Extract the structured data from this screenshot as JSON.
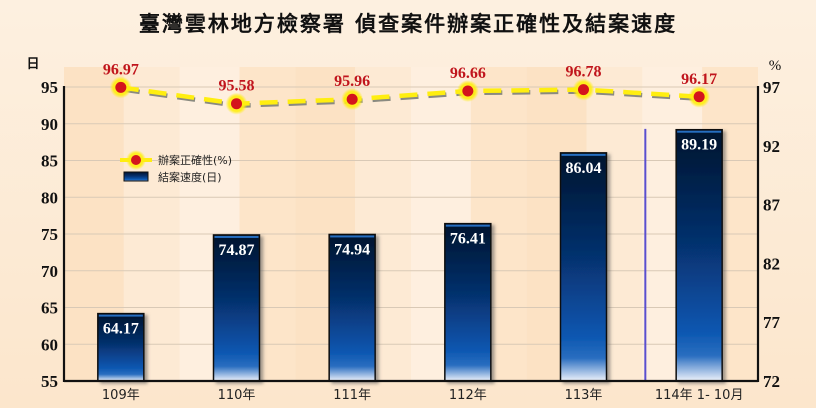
{
  "chart_data": {
    "type": "bar+line",
    "title": "臺灣雲林地方檢察署 偵查案件辦案正確性及結案速度",
    "categories": [
      "109年",
      "110年",
      "111年",
      "112年",
      "113年",
      "114年 1- 10月"
    ],
    "series": [
      {
        "name": "結案速度(日)",
        "type": "bar",
        "axis": "left",
        "values": [
          64.17,
          74.87,
          74.94,
          76.41,
          86.04,
          89.19
        ]
      },
      {
        "name": "辦案正確性(%)",
        "type": "line",
        "axis": "right",
        "values": [
          96.97,
          95.58,
          95.96,
          96.66,
          96.78,
          96.17
        ]
      }
    ],
    "left_axis": {
      "label": "日",
      "ticks": [
        55,
        60,
        65,
        70,
        75,
        80,
        85,
        90,
        95
      ],
      "ylim": [
        55,
        95
      ]
    },
    "right_axis": {
      "label": "%",
      "ticks": [
        72,
        77,
        82,
        87,
        92,
        97
      ],
      "ylim": [
        72,
        97
      ]
    },
    "legend": {
      "position": "upper-left",
      "entries": [
        "辦案正確性(%)",
        "結案速度(日)"
      ]
    },
    "grid": true,
    "colors": {
      "bar_top": "#03142e",
      "bar_mid": "#0a56b0",
      "bar_bottom": "#e8eefa",
      "line": "#ffee10",
      "line_shadow": "#8a8a80",
      "marker": "#d4141c",
      "point_label": "#c0141c",
      "separator": "#6a5acd"
    }
  }
}
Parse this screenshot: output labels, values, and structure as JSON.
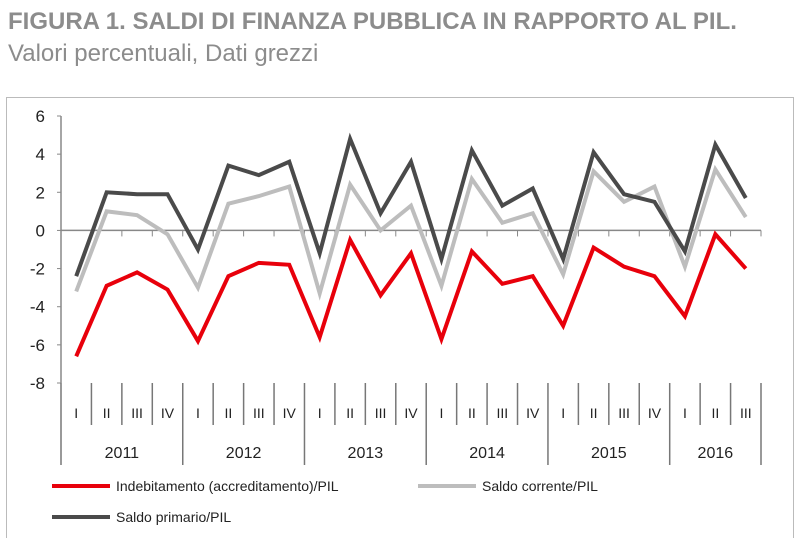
{
  "title": {
    "bold": "FIGURA 1. SALDI DI FINANZA PUBBLICA IN RAPPORTO AL PIL.",
    "rest": " Valori percentuali, Dati grezzi"
  },
  "chart_data": {
    "type": "line",
    "ylim": [
      -8,
      6
    ],
    "yticks": [
      6,
      4,
      2,
      0,
      -2,
      -4,
      -6,
      -8
    ],
    "grid": false,
    "legend_placement": "bottom",
    "quarters": [
      "I",
      "II",
      "III",
      "IV",
      "I",
      "II",
      "III",
      "IV",
      "I",
      "II",
      "III",
      "IV",
      "I",
      "II",
      "III",
      "IV",
      "I",
      "II",
      "III",
      "IV",
      "I",
      "II",
      "III"
    ],
    "years": [
      {
        "label": "2011",
        "n": 4
      },
      {
        "label": "2012",
        "n": 4
      },
      {
        "label": "2013",
        "n": 4
      },
      {
        "label": "2014",
        "n": 4
      },
      {
        "label": "2015",
        "n": 4
      },
      {
        "label": "2016",
        "n": 3
      }
    ],
    "series": [
      {
        "name": "Indebitamento (accreditamento)/PIL",
        "color": "#e8000b",
        "values": [
          -6.6,
          -2.9,
          -2.2,
          -3.1,
          -5.8,
          -2.4,
          -1.7,
          -1.8,
          -5.6,
          -0.5,
          -3.4,
          -1.2,
          -5.7,
          -1.1,
          -2.8,
          -2.4,
          -5.0,
          -0.9,
          -1.9,
          -2.4,
          -4.5,
          -0.2,
          -2.0
        ]
      },
      {
        "name": "Saldo corrente/PIL",
        "color": "#bdbdbd",
        "values": [
          -3.2,
          1.0,
          0.8,
          -0.2,
          -3.0,
          1.4,
          1.8,
          2.3,
          -3.3,
          2.4,
          0.0,
          1.3,
          -2.9,
          2.7,
          0.4,
          0.9,
          -2.3,
          3.1,
          1.5,
          2.3,
          -1.9,
          3.2,
          0.7
        ]
      },
      {
        "name": "Saldo primario/PIL",
        "color": "#4a4a4a",
        "values": [
          -2.4,
          2.0,
          1.9,
          1.9,
          -1.0,
          3.4,
          2.9,
          3.6,
          -1.2,
          4.8,
          0.9,
          3.6,
          -1.5,
          4.2,
          1.3,
          2.2,
          -1.5,
          4.1,
          1.9,
          1.5,
          -1.1,
          4.5,
          1.7
        ]
      }
    ]
  }
}
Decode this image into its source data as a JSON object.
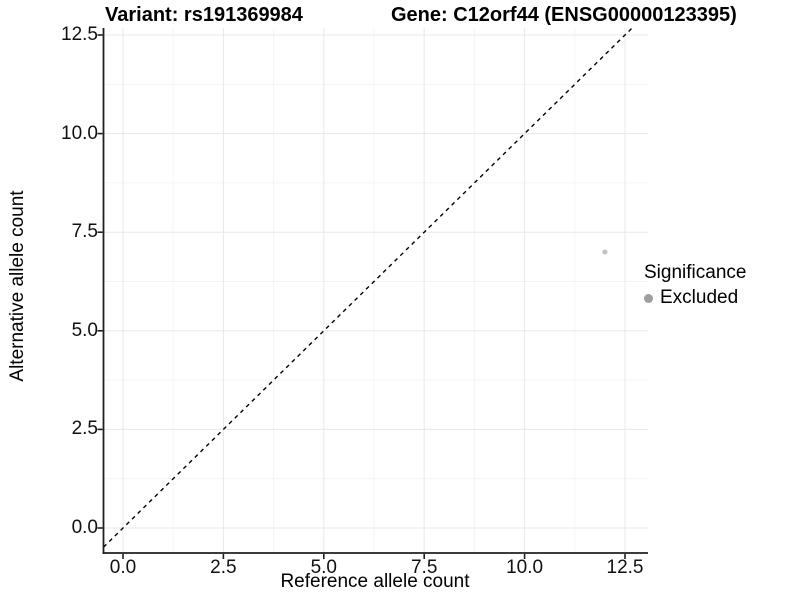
{
  "header": {
    "title_left": "Variant: rs191369984",
    "title_right": "Gene: C12orf44 (ENSG00000123395)"
  },
  "axes": {
    "xlabel": "Reference allele count",
    "ylabel": "Alternative allele count"
  },
  "legend": {
    "title": "Significance",
    "items": [
      {
        "label": "Excluded",
        "color": "#9e9e9e"
      }
    ]
  },
  "colors": {
    "point": "#c2c2c2",
    "axis": "#1f1f1f",
    "grid_major": "#e8e8e8",
    "grid_minor": "#f4f4f4",
    "diagonal": "#000000",
    "tick_text": "#111111"
  },
  "chart_data": {
    "type": "scatter",
    "title": "Variant: rs191369984 | Gene: C12orf44 (ENSG00000123395)",
    "xlabel": "Reference allele count",
    "ylabel": "Alternative allele count",
    "xlim": [
      -0.49,
      13.07
    ],
    "ylim": [
      -0.63,
      12.68
    ],
    "x_tick_values": [
      0,
      2.5,
      5,
      7.5,
      10,
      12.5
    ],
    "x_tick_labels": [
      "0.0",
      "2.5",
      "5.0",
      "7.5",
      "10.0",
      "12.5"
    ],
    "y_tick_values": [
      0,
      2.5,
      5,
      7.5,
      10,
      12.5
    ],
    "y_tick_labels": [
      "0.0",
      "2.5",
      "5.0",
      "7.5",
      "10.0",
      "12.5"
    ],
    "grid": "major+minor",
    "series": [
      {
        "name": "Excluded",
        "color": "#c2c2c2",
        "points": [
          {
            "x": 12,
            "y": 7
          }
        ]
      }
    ],
    "reference_line": {
      "equation": "y = x",
      "style": "dashed",
      "color": "#000000"
    },
    "legend": {
      "title": "Significance",
      "position": "right",
      "entries": [
        "Excluded"
      ]
    }
  }
}
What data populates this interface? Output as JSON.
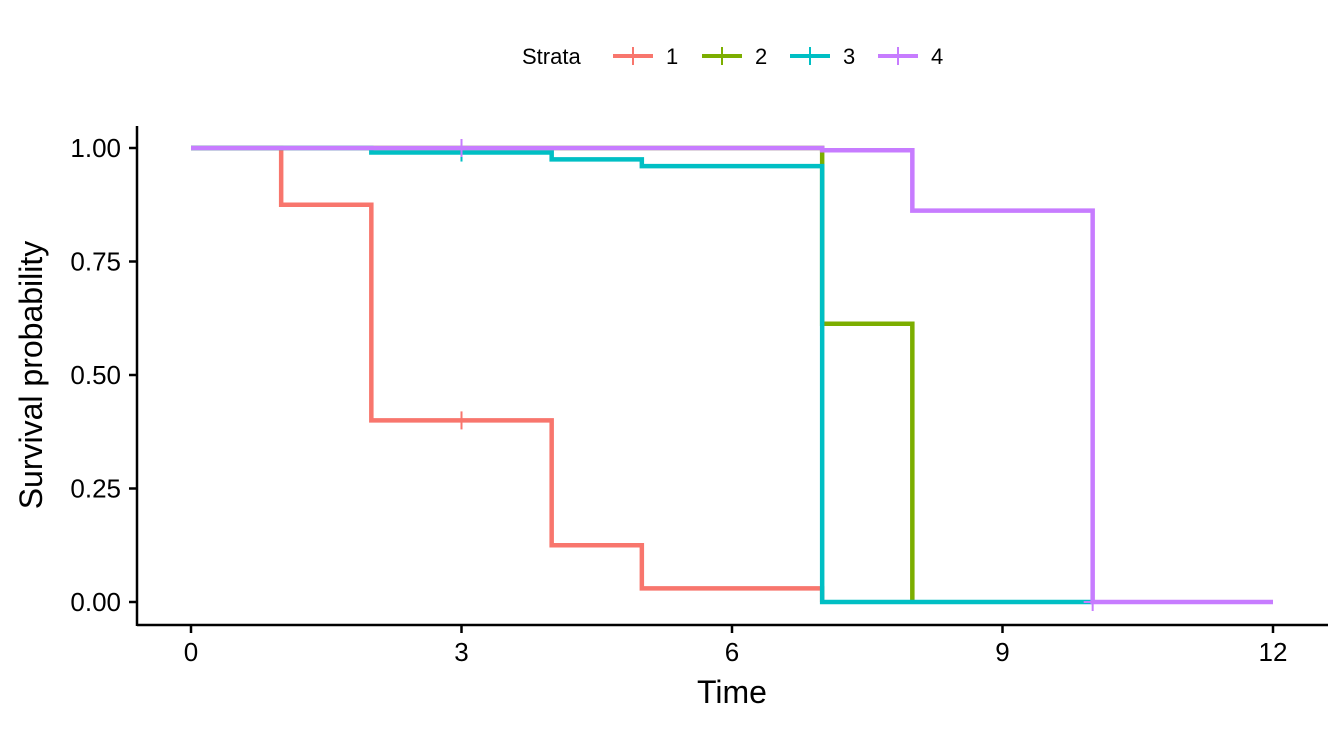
{
  "chart_data": {
    "type": "line",
    "step": true,
    "xlabel": "Time",
    "ylabel": "Survival probability",
    "xlim": [
      0,
      12
    ],
    "ylim": [
      0,
      1
    ],
    "x_ticks": [
      0,
      3,
      6,
      9,
      12
    ],
    "x_tick_labels": [
      "0",
      "3",
      "6",
      "9",
      "12"
    ],
    "y_ticks": [
      0,
      0.25,
      0.5,
      0.75,
      1.0
    ],
    "y_tick_labels": [
      "0.00",
      "0.25",
      "0.50",
      "0.75",
      "1.00"
    ],
    "grid": false,
    "legend": {
      "title": "Strata",
      "position": "top"
    },
    "series": [
      {
        "name": "1",
        "color": "#F8766D",
        "x": [
          0,
          1,
          2,
          4,
          5,
          7
        ],
        "y": [
          1.0,
          0.875,
          0.4,
          0.125,
          0.03,
          0.0
        ],
        "censored": [
          {
            "x": 3,
            "y": 0.4
          }
        ]
      },
      {
        "name": "2",
        "color": "#7CAE00",
        "x": [
          0,
          7,
          8
        ],
        "y": [
          1.0,
          0.613,
          0.0
        ],
        "censored": []
      },
      {
        "name": "3",
        "color": "#00BFC4",
        "x": [
          0,
          2,
          4,
          5,
          7,
          10
        ],
        "y": [
          1.0,
          0.99,
          0.975,
          0.96,
          0.0,
          0.0
        ],
        "censored": [
          {
            "x": 3,
            "y": 0.99
          }
        ]
      },
      {
        "name": "4",
        "color": "#C77CFF",
        "x": [
          0,
          7,
          8,
          10,
          12
        ],
        "y": [
          1.0,
          0.995,
          0.862,
          0.0,
          0.0
        ],
        "censored": [
          {
            "x": 3,
            "y": 1.0
          },
          {
            "x": 10,
            "y": 0.0
          }
        ]
      }
    ]
  }
}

#### Exercise brief
State the number of lines above that hold the string "allele", with nothing added.

#### The answer
4